WHAT THE TASK ASKS -
Among the lines of these entries, how many hold the word "header"? State only the number.
═══ RECORDED INFORMATION
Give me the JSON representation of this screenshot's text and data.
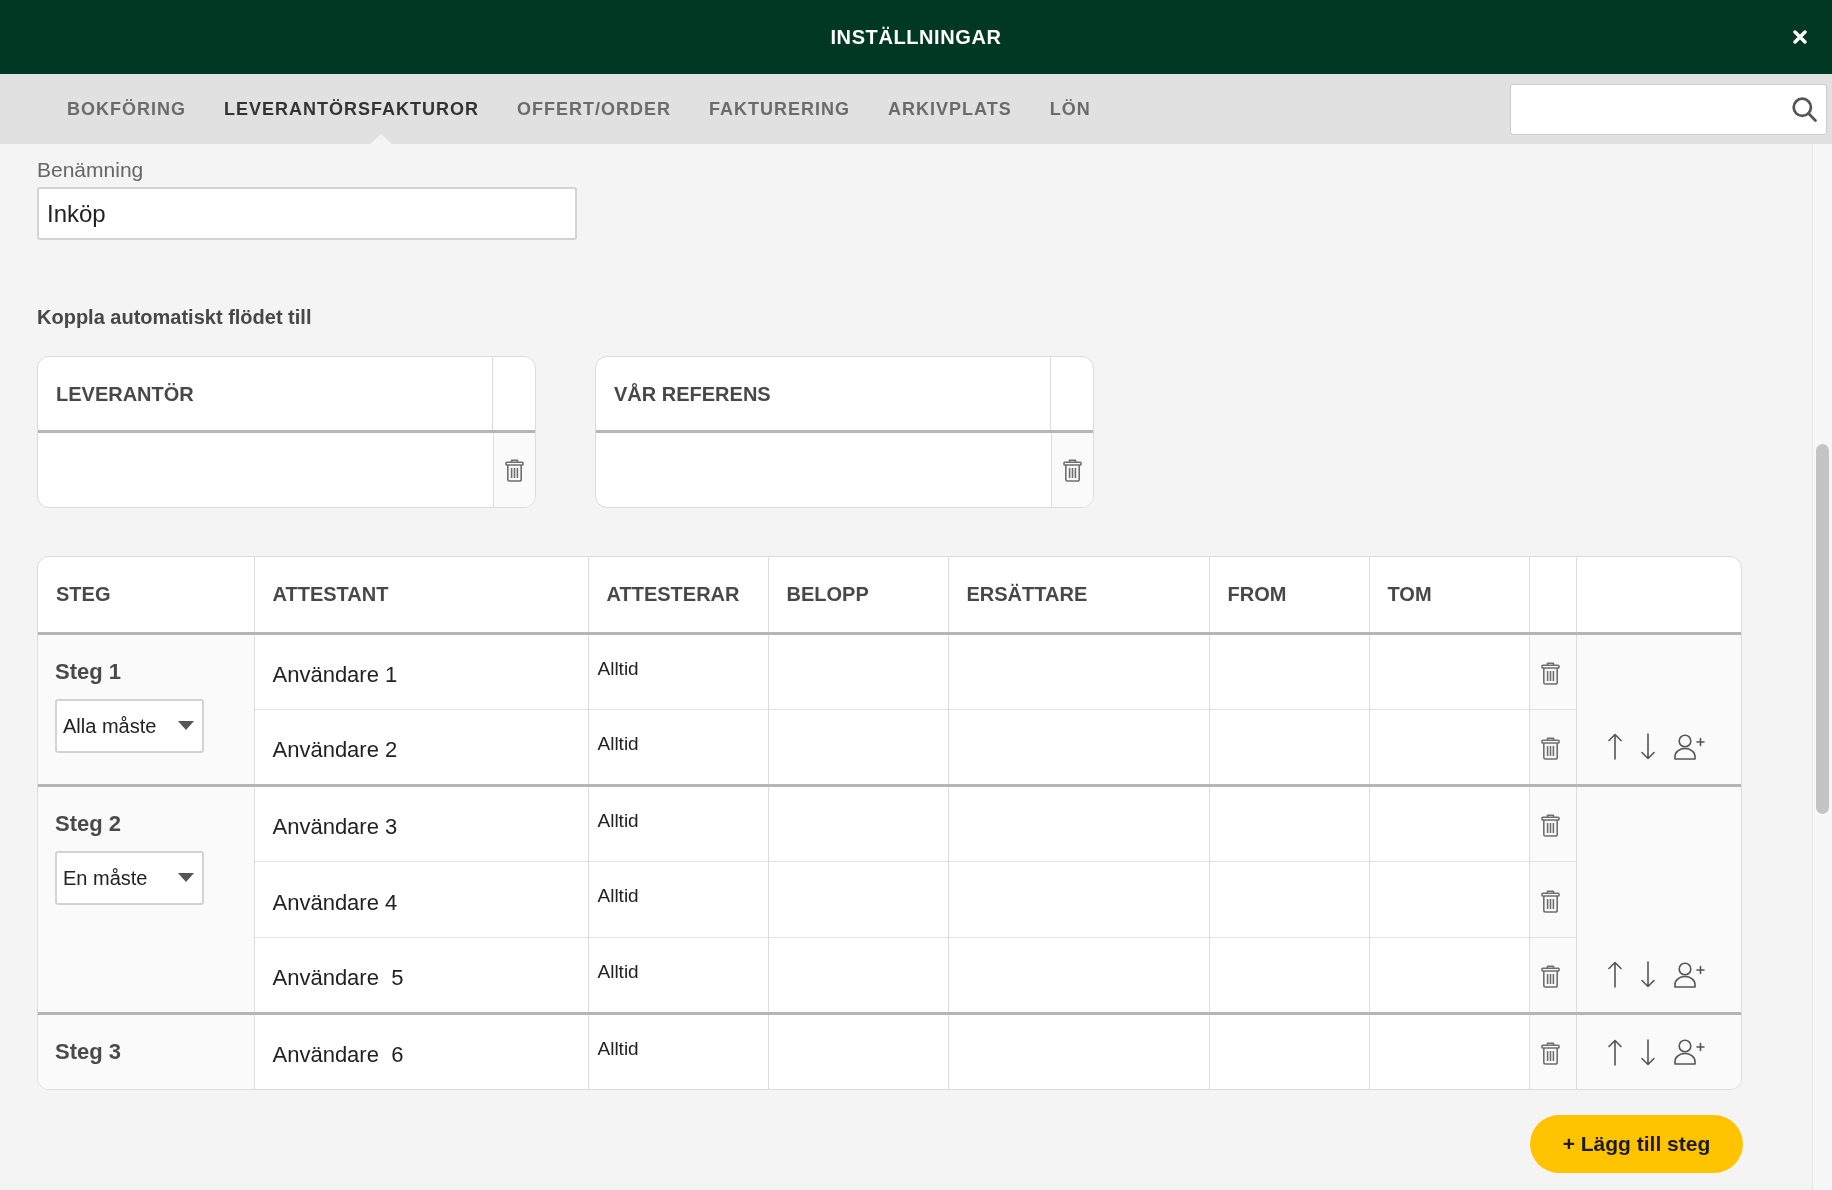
{
  "window": {
    "title": "INSTÄLLNINGAR"
  },
  "tabs": [
    {
      "label": "BOKFÖRING",
      "selected": false
    },
    {
      "label": "LEVERANTÖRSFAKTUROR",
      "selected": true
    },
    {
      "label": "OFFERT/ORDER",
      "selected": false
    },
    {
      "label": "FAKTURERING",
      "selected": false
    },
    {
      "label": "ARKIVPLATS",
      "selected": false
    },
    {
      "label": "LÖN",
      "selected": false
    }
  ],
  "name_field": {
    "label": "Benämning",
    "value": "Inköp"
  },
  "auto_link": {
    "title": "Koppla automatiskt flödet till",
    "tables": [
      {
        "header": "LEVERANTÖR"
      },
      {
        "header": "VÅR REFERENS"
      }
    ]
  },
  "steps_table": {
    "columns": [
      "STEG",
      "ATTESTANT",
      "ATTESTERAR",
      "BELOPP",
      "ERSÄTTARE",
      "FROM",
      "TOM"
    ],
    "steps": [
      {
        "label": "Steg 1",
        "mode": "Alla måste",
        "rows": [
          {
            "attestant": "Användare 1",
            "attesterar": "Alltid"
          },
          {
            "attestant": "Användare 2",
            "attesterar": "Alltid"
          }
        ]
      },
      {
        "label": "Steg 2",
        "mode": "En måste",
        "rows": [
          {
            "attestant": "Användare 3",
            "attesterar": "Alltid"
          },
          {
            "attestant": "Användare 4",
            "attesterar": "Alltid"
          },
          {
            "attestant": "Användare  5",
            "attesterar": "Alltid"
          }
        ]
      },
      {
        "label": "Steg 3",
        "rows": [
          {
            "attestant": "Användare  6",
            "attesterar": "Alltid"
          }
        ]
      }
    ]
  },
  "add_button": {
    "label": "+ Lägg till steg"
  }
}
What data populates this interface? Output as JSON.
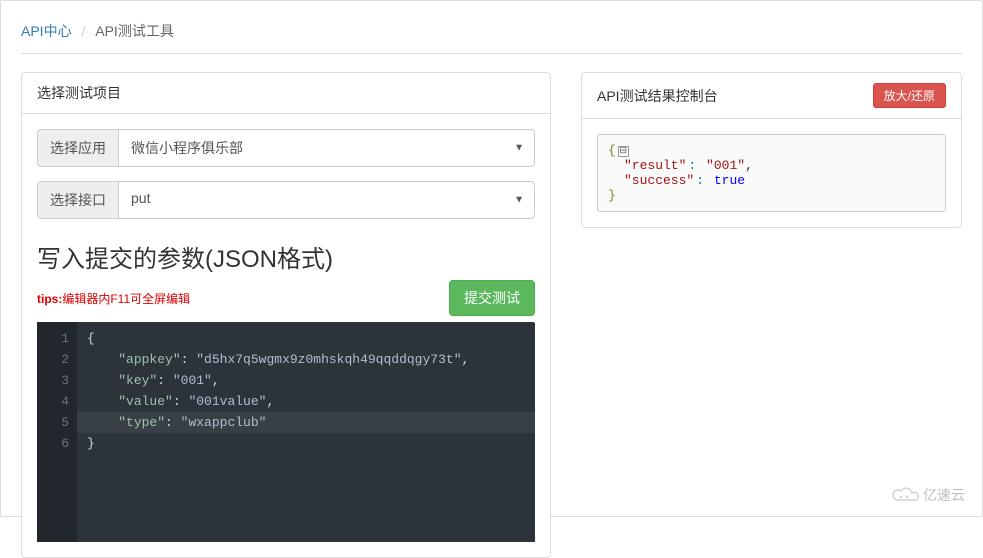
{
  "breadcrumb": {
    "root": "API中心",
    "sep": "/",
    "current": "API测试工具"
  },
  "left_panel": {
    "title": "选择测试项目",
    "app_label": "选择应用",
    "app_value": "微信小程序俱乐部",
    "iface_label": "选择接口",
    "iface_value": "put",
    "section_title": "写入提交的参数(JSON格式)",
    "tips_label": "tips:",
    "tips_text": "编辑器内F11可全屏编辑",
    "submit_label": "提交测试",
    "editor_lines": [
      "1",
      "2",
      "3",
      "4",
      "5",
      "6"
    ],
    "code": {
      "l1": "{",
      "l2_k": "\"appkey\"",
      "l2_v": "\"d5hx7q5wgmx9z0mhskqh49qqddqgy73t\"",
      "l3_k": "\"key\"",
      "l3_v": "\"001\"",
      "l4_k": "\"value\"",
      "l4_v": "\"001value\"",
      "l5_k": "\"type\"",
      "l5_v": "\"wxappclub\"",
      "l6": "}"
    }
  },
  "right_panel": {
    "title": "API测试结果控制台",
    "toggle_label": "放大/还原",
    "result": {
      "open": "{",
      "close": "}",
      "k1": "\"result\"",
      "v1": "\"001\"",
      "k2": "\"success\"",
      "v2": "true",
      "node_symbol": "⊟"
    }
  },
  "watermark": {
    "text": "亿速云"
  }
}
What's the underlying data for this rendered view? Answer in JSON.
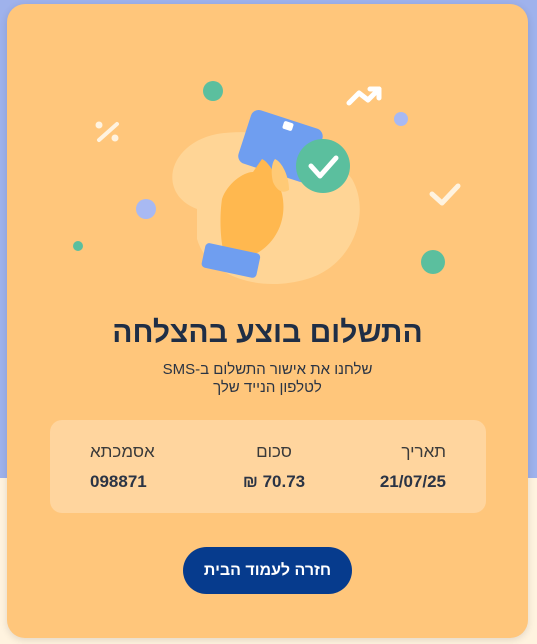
{
  "success": {
    "title": "התשלום בוצע בהצלחה",
    "subtitle_line1": "שלחנו את אישור התשלום ב-SMS",
    "subtitle_line2": "לטלפון הנייד שלך"
  },
  "details": {
    "date_label": "תאריך",
    "date_value": "21/07/25",
    "amount_label": "סכום",
    "amount_value": "70.73 ₪",
    "reference_label": "אסמכתא",
    "reference_value": "098871"
  },
  "actions": {
    "home_button": "חזרה לעמוד הבית"
  },
  "colors": {
    "card_background": "#ffc67b",
    "button_background": "#063b8d",
    "check_badge": "#5bbf9e",
    "payment_card": "#6f9ef0"
  },
  "icons": [
    "hand-holding-card-icon",
    "check-circle-icon",
    "percent-icon",
    "trending-up-arrow-icon",
    "checkmark-icon"
  ]
}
══════
RESULT OF THE TASK -
2